事故詳細

(事故No,19830602a)

 1983年6月2日 午後7時20分頃、アメリカ・テキサス州ダラス発カナダ・オンタリオ州トロント経由モントリオール行きエアカナダ797便DC-9-32(C-FTLU)が、機内火災のためケンタッキー州コビントン(COVINGTON)のシンシナティー空港に緊急着陸したが、停止後に激しく炎上した。
 この事故で乗員5名、乗客41名、計46名のうち乗客23名が死亡した。その他3名が重傷、13名軽傷、7名は怪我もなく無事であった。
 事故機は午後7時3分頃、高度33000フィートを飛行中に客室乗務員がラバトリーの火災を発見し、運航乗務員は、ATCに緊急事態を宣言するとともに緊急降下し、シンシナティー国際空港に向かった。事故機は午後7時20分頃同空港のRWY 27Lに着陸して停止し、約60〜90秒後に非常口が開かれたが、機内は炎に包まれ、23名の乗客が逃げ遅れ焼死した。

## 作業内容
A. 引用文について、次の問いにそれぞれ一行で答えてください。
(i) 事故機が機内火災のため緊急着陸した空港はどこですか。
(ii) 客室乗務員がラバトリーの火災を発見したとき、事故機はどの高度を飛行していましたか。
(iii) 着陸して停止した後、非常口が開かれるまでにどのくらいの時間がかかりましたか。
B. 引用文に記された搭乗者46名の被害の区分をすべて挙げ、各区分の人数を示してください。

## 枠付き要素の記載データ
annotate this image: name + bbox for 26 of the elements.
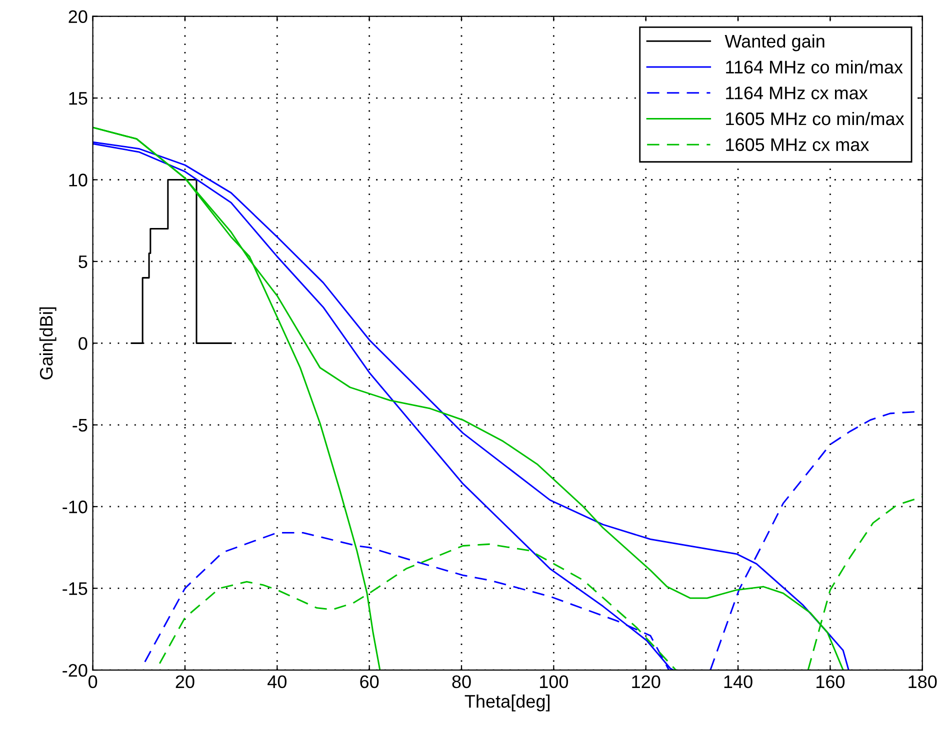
x-tick-label: 180 (908, 675, 937, 688)
legend-label: 1605 MHz co min/max (726, 112, 904, 126)
x-tick-label: 20 (176, 675, 194, 688)
y-tick-label: 20 (68, 10, 88, 24)
legend-label: 1164 MHz cx max (726, 86, 868, 100)
x-tick-label: 160 (816, 675, 845, 688)
legend-label: 1605 MHz cx max (726, 138, 870, 152)
x-tick-label: 60 (360, 675, 379, 688)
y-tick-label: 0 (78, 337, 88, 350)
y-tick-label: -20 (62, 664, 88, 677)
x-axis-title: Theta[deg] (464, 694, 550, 712)
y-tick-label: -5 (72, 419, 88, 432)
legend-label: Wanted gain (724, 34, 824, 52)
y-axis-title: Gain[dBi] (39, 307, 56, 380)
y-tick-label: 15 (69, 92, 88, 105)
x-tick-label: 100 (540, 675, 568, 688)
x-tick-label: 140 (724, 675, 752, 688)
y-tick-label: -10 (62, 500, 88, 514)
legend-label: 1164 MHz co min/max (726, 60, 903, 74)
x-tick-label: 120 (632, 675, 660, 688)
x-tick-label: 80 (452, 675, 471, 688)
x-tick-label: 40 (268, 675, 286, 688)
y-tick-label: 10 (69, 174, 88, 186)
y-tick-label: -15 (62, 582, 88, 596)
x-tick-label: 0 (88, 675, 98, 688)
y-tick-label: 5 (78, 256, 88, 268)
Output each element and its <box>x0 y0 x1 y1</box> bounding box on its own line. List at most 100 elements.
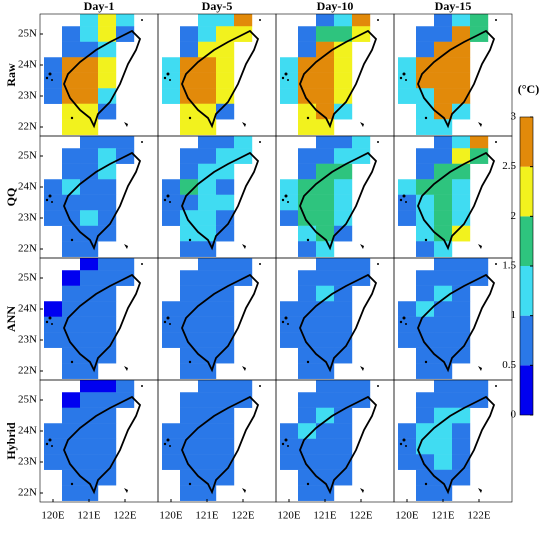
grid-cell <box>316 88 335 104</box>
grid-cell <box>316 285 335 302</box>
grid-cell <box>298 363 317 379</box>
grid-cell <box>80 119 99 135</box>
grid-cell <box>316 454 335 470</box>
grid-cell <box>298 241 317 257</box>
grid-cell <box>334 258 353 271</box>
grid-cell <box>280 316 299 333</box>
grid-cell <box>198 241 217 257</box>
grid-cell <box>116 14 135 27</box>
grid-cell <box>198 41 217 58</box>
colorbar-bin <box>520 266 533 316</box>
grid-cell <box>62 301 81 317</box>
grid-cell <box>298 179 317 195</box>
grid-cell <box>98 469 117 486</box>
grid-cell <box>334 423 353 439</box>
column-title: Day-10 <box>317 0 354 13</box>
map-panel <box>157 135 277 259</box>
grid-cell <box>416 285 435 302</box>
grid-cell <box>452 423 471 439</box>
map-panel <box>157 13 277 137</box>
grid-cell <box>334 72 353 89</box>
map-panel <box>157 257 277 381</box>
grid-cell <box>62 469 81 486</box>
grid-cell <box>398 301 417 317</box>
grid-cell <box>280 210 299 226</box>
grid-cell <box>216 225 235 242</box>
map-panel <box>39 135 159 259</box>
grid-cell <box>416 225 435 242</box>
grid-cell <box>198 119 217 135</box>
grid-cell <box>298 210 317 226</box>
grid-cell <box>44 179 63 195</box>
grid-cell <box>316 392 335 408</box>
grid-cell <box>416 179 435 195</box>
grid-cell <box>62 347 81 364</box>
grid-cell <box>416 363 435 379</box>
grid-cell <box>416 423 435 439</box>
grid-cell <box>62 103 81 120</box>
grid-cell <box>416 57 435 73</box>
grid-cell <box>434 179 453 195</box>
grid-cell <box>398 194 417 211</box>
grid-cell <box>62 88 81 104</box>
grid-cell <box>62 148 81 164</box>
grid-cell <box>316 148 335 164</box>
column-title: Day-5 <box>202 0 233 13</box>
grid-cell <box>62 41 81 58</box>
grid-cell <box>216 57 235 73</box>
grid-cell <box>398 316 417 333</box>
grid-cell <box>298 88 317 104</box>
map-panel <box>39 13 159 137</box>
grid-cell <box>216 148 235 164</box>
lon-tick-label: 121E <box>195 510 219 522</box>
grid-cell <box>62 241 81 257</box>
grid-cell <box>198 210 217 226</box>
row-label: Hybrid <box>4 422 18 460</box>
grid-cell <box>198 179 217 195</box>
grid-cell <box>162 423 181 439</box>
lat-tick-label: 22N <box>18 487 37 499</box>
grid-cell <box>434 103 453 120</box>
grid-cell <box>434 57 453 73</box>
grid-cell <box>452 380 471 393</box>
grid-cell <box>398 454 417 470</box>
colorbar-bin <box>520 315 533 366</box>
grid-cell <box>62 210 81 226</box>
grid-cell <box>416 148 435 164</box>
grid-cell <box>316 332 335 348</box>
grid-cell <box>116 136 135 149</box>
grid-cell <box>98 301 117 317</box>
grid-cell <box>434 301 453 317</box>
cells <box>44 14 135 135</box>
colorbar-bin <box>520 117 533 167</box>
grid-cell <box>434 26 453 42</box>
colorbar-tick-label: 2.5 <box>502 160 516 172</box>
grid-cell <box>334 316 353 333</box>
grid-cell <box>80 225 99 242</box>
lat-tick-label: 25N <box>18 150 37 162</box>
grid-cell <box>98 423 117 439</box>
grid-cell <box>452 179 471 195</box>
grid-cell <box>62 57 81 73</box>
grid-cell <box>316 194 335 211</box>
grid-cell <box>416 163 435 180</box>
map-panel <box>393 135 513 259</box>
grid-cell <box>334 179 353 195</box>
map-panel <box>275 13 395 137</box>
grid-cell <box>80 258 99 271</box>
grid-cell <box>80 270 99 286</box>
grid-cell <box>434 270 453 286</box>
grid-cell <box>416 41 435 58</box>
grid-cell <box>434 258 453 271</box>
grid-cell <box>398 438 417 455</box>
grid-cell <box>98 316 117 333</box>
grid-cell <box>162 301 181 317</box>
grid-cell <box>298 332 317 348</box>
grid-cell <box>180 148 199 164</box>
grid-cell <box>216 72 235 89</box>
lat-tick-label: 24N <box>18 59 37 71</box>
column-title: Day-1 <box>84 0 115 13</box>
grid-cell <box>180 454 199 470</box>
grid-cell <box>180 485 199 501</box>
lon-tick-label: 121E <box>431 510 455 522</box>
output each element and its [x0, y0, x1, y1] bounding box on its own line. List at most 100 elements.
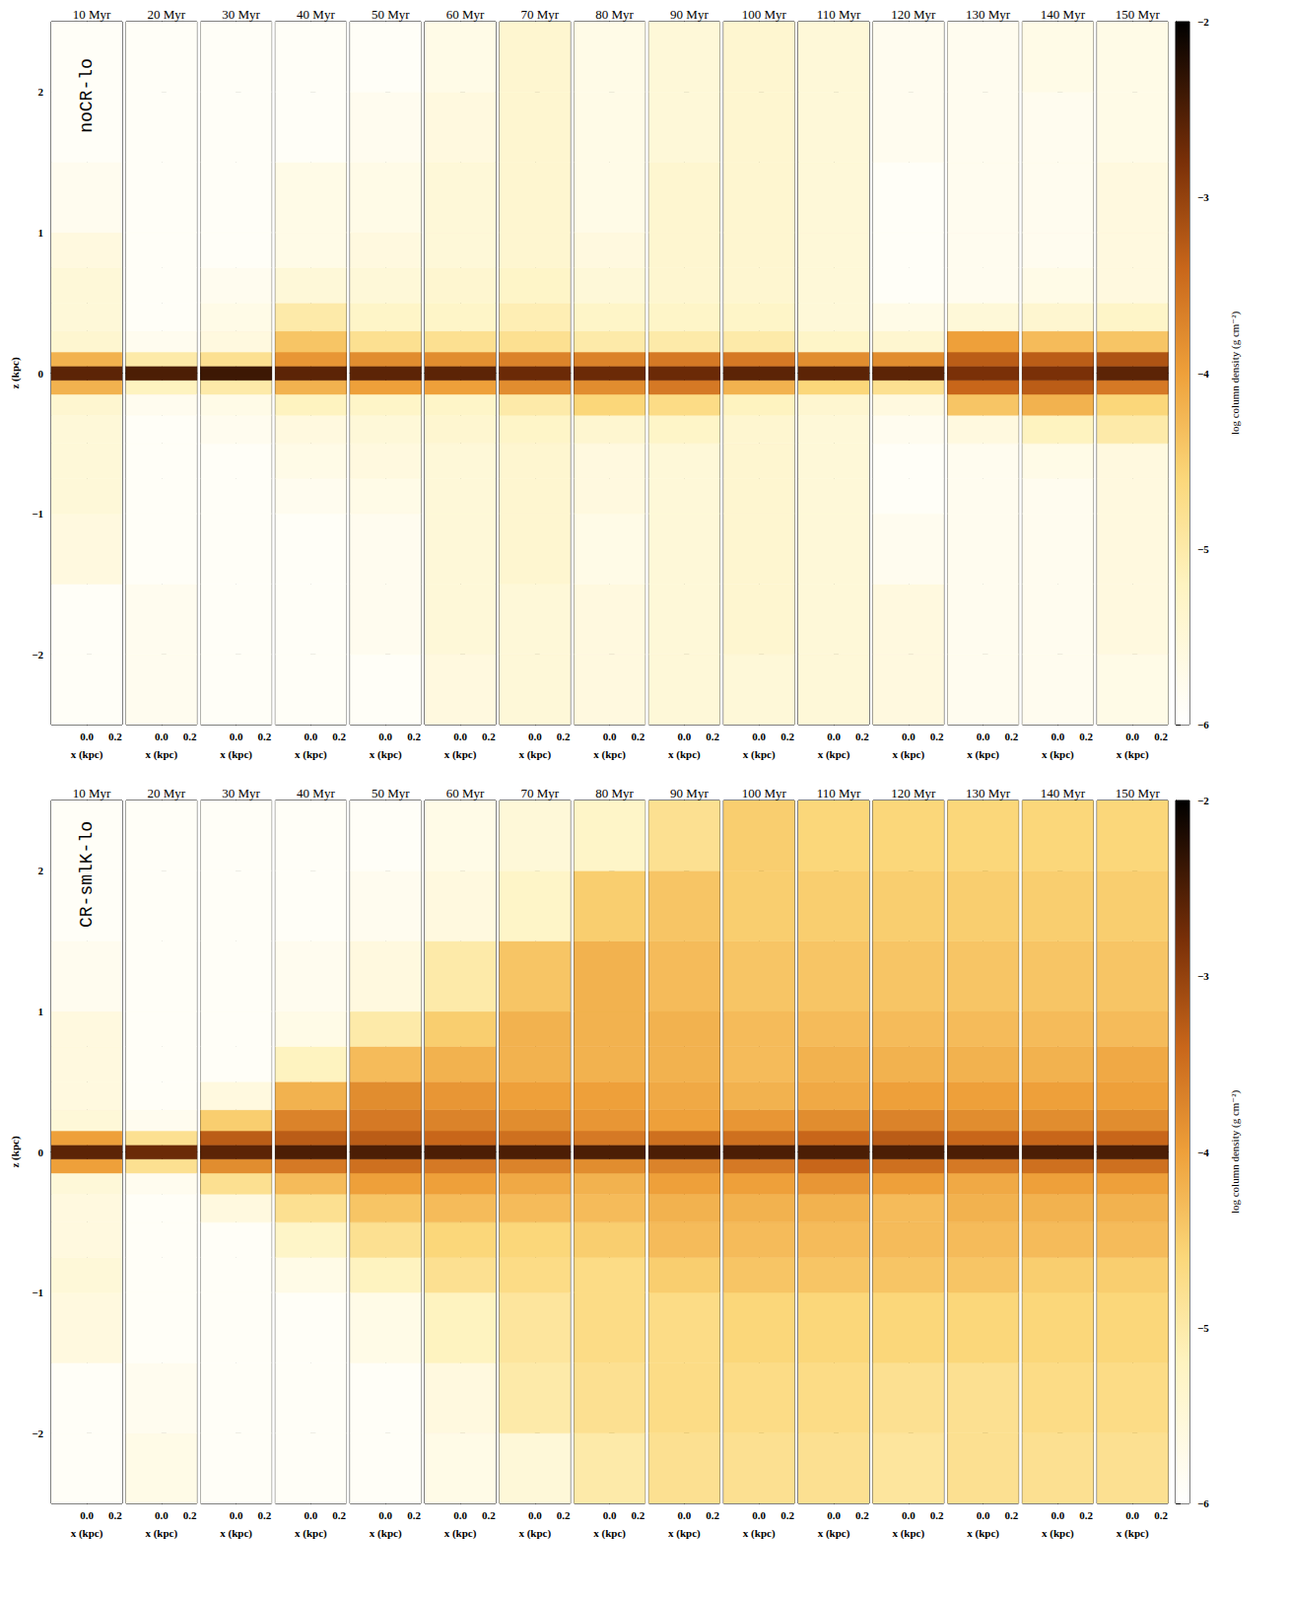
- svg-text:x (kpc): x (kpc): [817, 747, 851, 761]
- svg-text:0.2: 0.2: [556, 730, 571, 743]
- svg-text:0.0: 0.0: [1125, 1508, 1140, 1521]
- svg-text:x (kpc): x (kpc): [1041, 747, 1075, 761]
- svg-text:130 Myr: 130 Myr: [965, 785, 1012, 801]
- svg-text:0.2: 0.2: [1005, 1508, 1019, 1521]
- svg-text:110 Myr: 110 Myr: [816, 785, 862, 801]
- svg-text:0.2: 0.2: [1153, 1508, 1168, 1521]
- svg-text:0.0: 0.0: [453, 1508, 468, 1521]
- svg-text:−6: −6: [1197, 1496, 1210, 1509]
- svg-text:0.0: 0.0: [976, 1508, 991, 1521]
- svg-text:x (kpc): x (kpc): [593, 747, 626, 761]
- svg-text:0.0: 0.0: [453, 730, 468, 743]
- svg-text:0.2: 0.2: [183, 730, 198, 743]
- svg-text:30 Myr: 30 Myr: [221, 6, 261, 22]
- svg-text:x (kpc): x (kpc): [593, 1526, 626, 1540]
- svg-text:2: 2: [38, 85, 45, 98]
- svg-text:x (kpc): x (kpc): [1116, 1526, 1150, 1540]
- svg-text:0.0: 0.0: [528, 1508, 543, 1521]
- svg-text:0.0: 0.0: [1051, 730, 1066, 743]
- svg-text:140 Myr: 140 Myr: [1040, 6, 1086, 22]
- svg-text:0.2: 0.2: [1079, 1508, 1093, 1521]
- svg-text:−2: −2: [1197, 15, 1210, 28]
- svg-text:0.2: 0.2: [855, 1508, 870, 1521]
- svg-text:log column density (g cm⁻²): log column density (g cm⁻²): [1228, 1089, 1242, 1215]
- svg-text:0.0: 0.0: [751, 730, 766, 743]
- svg-text:−5: −5: [1197, 1321, 1210, 1334]
- svg-text:0.2: 0.2: [258, 1508, 272, 1521]
- svg-text:0.0: 0.0: [826, 1508, 841, 1521]
- svg-text:x (kpc): x (kpc): [144, 747, 178, 761]
- svg-text:log column density (g cm⁻²): log column density (g cm⁻²): [1228, 311, 1242, 436]
- svg-text:70 Myr: 70 Myr: [520, 6, 559, 22]
- svg-text:0.0: 0.0: [976, 730, 991, 743]
- svg-text:0.0: 0.0: [528, 730, 543, 743]
- svg-text:x (kpc): x (kpc): [369, 747, 403, 761]
- svg-text:0.2: 0.2: [705, 1508, 720, 1521]
- svg-text:0.2: 0.2: [855, 730, 870, 743]
- svg-text:0.0: 0.0: [1051, 1508, 1066, 1521]
- svg-text:120 Myr: 120 Myr: [890, 6, 937, 22]
- svg-text:90 Myr: 90 Myr: [670, 6, 709, 22]
- svg-text:150 Myr: 150 Myr: [1115, 785, 1161, 801]
- svg-text:0.2: 0.2: [332, 1508, 346, 1521]
- svg-text:0.0: 0.0: [154, 730, 169, 743]
- svg-text:0.2: 0.2: [1153, 730, 1168, 743]
- svg-text:100 Myr: 100 Myr: [742, 785, 788, 801]
- svg-text:x (kpc): x (kpc): [668, 1526, 701, 1540]
- svg-text:2: 2: [38, 864, 45, 877]
- svg-text:0.0: 0.0: [304, 1508, 319, 1521]
- svg-text:0.2: 0.2: [930, 730, 945, 743]
- svg-text:0.0: 0.0: [79, 1508, 94, 1521]
- svg-text:x (kpc): x (kpc): [743, 1526, 776, 1540]
- svg-text:x (kpc): x (kpc): [518, 747, 551, 761]
- svg-text:1: 1: [38, 1005, 45, 1018]
- svg-text:0.0: 0.0: [378, 730, 393, 743]
- svg-text:30 Myr: 30 Myr: [221, 785, 261, 801]
- svg-text:−1: −1: [31, 507, 44, 520]
- svg-text:0.0: 0.0: [154, 1508, 169, 1521]
- svg-text:90 Myr: 90 Myr: [670, 785, 709, 801]
- svg-text:10 Myr: 10 Myr: [72, 785, 112, 801]
- svg-text:0.0: 0.0: [826, 730, 841, 743]
- svg-text:−4: −4: [1197, 367, 1210, 380]
- svg-text:0.2: 0.2: [1005, 730, 1019, 743]
- svg-text:60 Myr: 60 Myr: [446, 6, 485, 22]
- svg-text:0.0: 0.0: [79, 730, 94, 743]
- svg-text:0.2: 0.2: [1079, 730, 1093, 743]
- svg-text:70 Myr: 70 Myr: [520, 785, 559, 801]
- svg-text:0.0: 0.0: [678, 1508, 692, 1521]
- svg-text:0.0: 0.0: [229, 1508, 244, 1521]
- svg-text:140 Myr: 140 Myr: [1040, 785, 1086, 801]
- svg-text:x (kpc): x (kpc): [219, 1526, 253, 1540]
- svg-text:0.0: 0.0: [678, 730, 692, 743]
- svg-text:−3: −3: [1197, 191, 1210, 204]
- svg-text:0.2: 0.2: [780, 1508, 795, 1521]
- svg-text:−6: −6: [1197, 718, 1210, 731]
- svg-text:x (kpc): x (kpc): [966, 1526, 1000, 1540]
- svg-text:50 Myr: 50 Myr: [371, 6, 410, 22]
- svg-text:x (kpc): x (kpc): [294, 1526, 328, 1540]
- svg-text:x (kpc): x (kpc): [891, 747, 925, 761]
- svg-text:0.2: 0.2: [631, 1508, 646, 1521]
- svg-text:−3: −3: [1197, 969, 1210, 982]
- svg-text:150 Myr: 150 Myr: [1115, 6, 1161, 22]
- svg-text:x (kpc): x (kpc): [144, 1526, 178, 1540]
- svg-text:0.2: 0.2: [930, 1508, 945, 1521]
- svg-text:0.2: 0.2: [332, 730, 346, 743]
- svg-text:x (kpc): x (kpc): [743, 747, 776, 761]
- svg-text:80 Myr: 80 Myr: [595, 6, 634, 22]
- svg-text:0.2: 0.2: [258, 730, 272, 743]
- svg-text:−2: −2: [31, 1426, 44, 1439]
- svg-text:40 Myr: 40 Myr: [296, 6, 336, 22]
- svg-text:CR-smlK-lo: CR-smlK-lo: [76, 820, 97, 928]
- svg-text:−2: −2: [1197, 794, 1210, 807]
- svg-text:x (kpc): x (kpc): [70, 1526, 104, 1540]
- svg-text:0.2: 0.2: [631, 730, 646, 743]
- svg-text:120 Myr: 120 Myr: [890, 785, 937, 801]
- svg-text:0.2: 0.2: [183, 1508, 198, 1521]
- svg-text:z (kpc): z (kpc): [8, 356, 22, 389]
- svg-text:−5: −5: [1197, 542, 1210, 555]
- svg-text:0.0: 0.0: [603, 1508, 617, 1521]
- svg-text:100 Myr: 100 Myr: [742, 6, 788, 22]
- svg-text:10 Myr: 10 Myr: [72, 6, 112, 22]
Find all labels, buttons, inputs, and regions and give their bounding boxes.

## 各作業の回答
A.
(i) ケンタッキー州コビントンのシンシナティー空港です。
(ii) 高度33000フィートです。
(iii) 約60〜90秒です。

B.
- 死亡：23名（乗客）
- 重傷：3名
- 軽傷：13名
- 怪我なし：7名